> _TO DO_
Which lines hold the word "title"? Show each of them.

---------- EXERCISE INPUT ----------

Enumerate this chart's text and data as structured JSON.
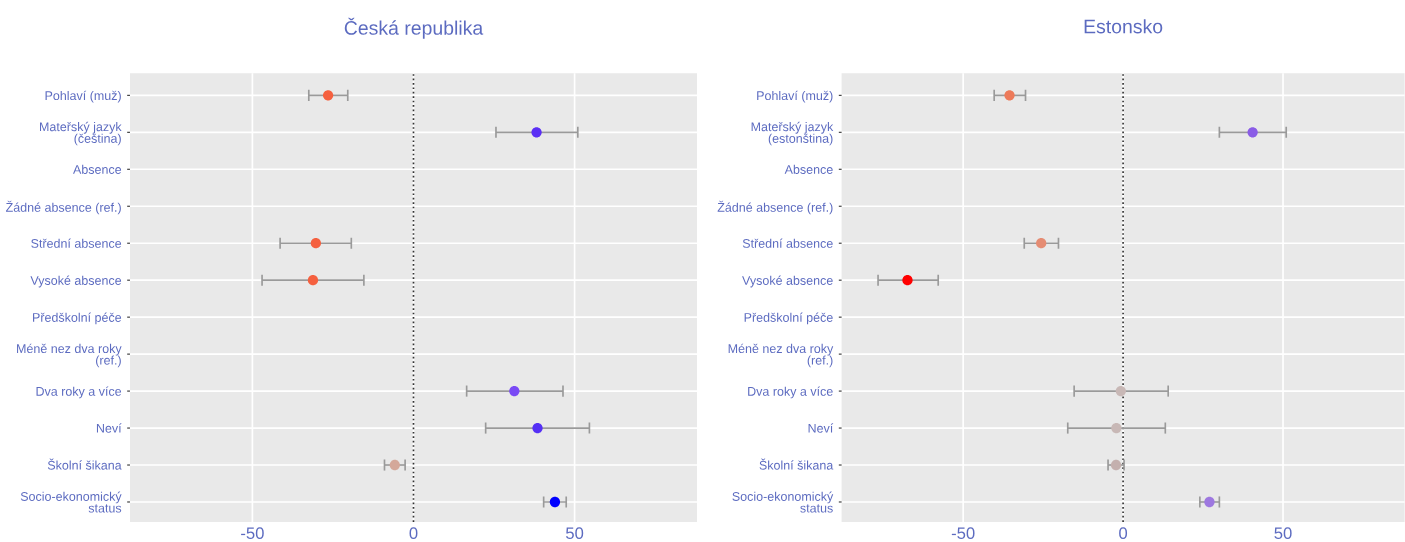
{
  "chart_data": [
    {
      "type": "scatter",
      "orientation": "horizontal",
      "title": "Česká republika",
      "categories": [
        "Pohlaví (muž)",
        "Mateřský jazyk\n(čeština)",
        "Absence",
        "Žádné absence (ref.)",
        "Střední absence",
        "Vysoké absence",
        "Předškolní péče",
        "Méně nez dva roky\n(ref.)",
        "Dva roky a více",
        "Neví",
        "Školní šikana",
        "Socio-ekonomický\nstatus"
      ],
      "values": [
        -26.5,
        38.2,
        null,
        null,
        -30.3,
        -31.2,
        null,
        null,
        31.3,
        38.5,
        -5.8,
        43.9
      ],
      "errors": [
        [
          -32.5,
          -20.4
        ],
        [
          25.6,
          51.0
        ],
        null,
        null,
        [
          -41.4,
          -19.3
        ],
        [
          -47.0,
          -15.4
        ],
        null,
        null,
        [
          16.5,
          46.4
        ],
        [
          22.4,
          54.6
        ],
        [
          -9.0,
          -2.6
        ],
        [
          40.4,
          47.4
        ]
      ],
      "colors": [
        "#f5603f",
        "#5b2ff5",
        "#999999",
        "#999999",
        "#f5603f",
        "#f5603f",
        "#999999",
        "#999999",
        "#7a4af5",
        "#5530f5",
        "#d4a89a",
        "#0000ff"
      ],
      "xlim": [
        -88,
        88
      ],
      "xticks": [
        -50,
        0,
        50
      ],
      "grid": true,
      "marker": "circle",
      "ref_lines": [
        {
          "axis": "x",
          "value": 0,
          "color": "#333333",
          "line_style": "dotted"
        }
      ]
    },
    {
      "type": "scatter",
      "orientation": "horizontal",
      "title": "Estonsko",
      "categories": [
        "Pohlaví (muž)",
        "Mateřský jazyk\n(estonština)",
        "Absence",
        "Žádné absence (ref.)",
        "Střední absence",
        "Vysoké absence",
        "Předškolní péče",
        "Méně nez dva roky\n(ref.)",
        "Dva roky a více",
        "Neví",
        "Školní šikana",
        "Socio-ekonomický\nstatus"
      ],
      "values": [
        -35.5,
        40.5,
        null,
        null,
        -25.6,
        -67.4,
        null,
        null,
        -0.7,
        -2.1,
        -2.2,
        27.0
      ],
      "errors": [
        [
          -40.3,
          -30.5
        ],
        [
          30.1,
          51.0
        ],
        null,
        null,
        [
          -30.9,
          -20.2
        ],
        [
          -76.6,
          -57.8
        ],
        null,
        null,
        [
          -15.3,
          14.1
        ],
        [
          -17.3,
          13.2
        ],
        [
          -4.7,
          0.3
        ],
        [
          24.0,
          30.1
        ]
      ],
      "colors": [
        "#ed7a5a",
        "#8a5ce6",
        "#999999",
        "#999999",
        "#e58c73",
        "#ff0000",
        "#999999",
        "#999999",
        "#c8b8b6",
        "#c8b8b6",
        "#c4b0ae",
        "#9e78e0"
      ],
      "xlim": [
        -88,
        88
      ],
      "xticks": [
        -50,
        0,
        50
      ],
      "grid": true,
      "marker": "circle",
      "ref_lines": [
        {
          "axis": "x",
          "value": 0,
          "color": "#333333",
          "line_style": "dotted"
        }
      ]
    }
  ]
}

----------

> _FINISHED ANSWER_
      "title": "Česká republika",
      "title": "Estonsko",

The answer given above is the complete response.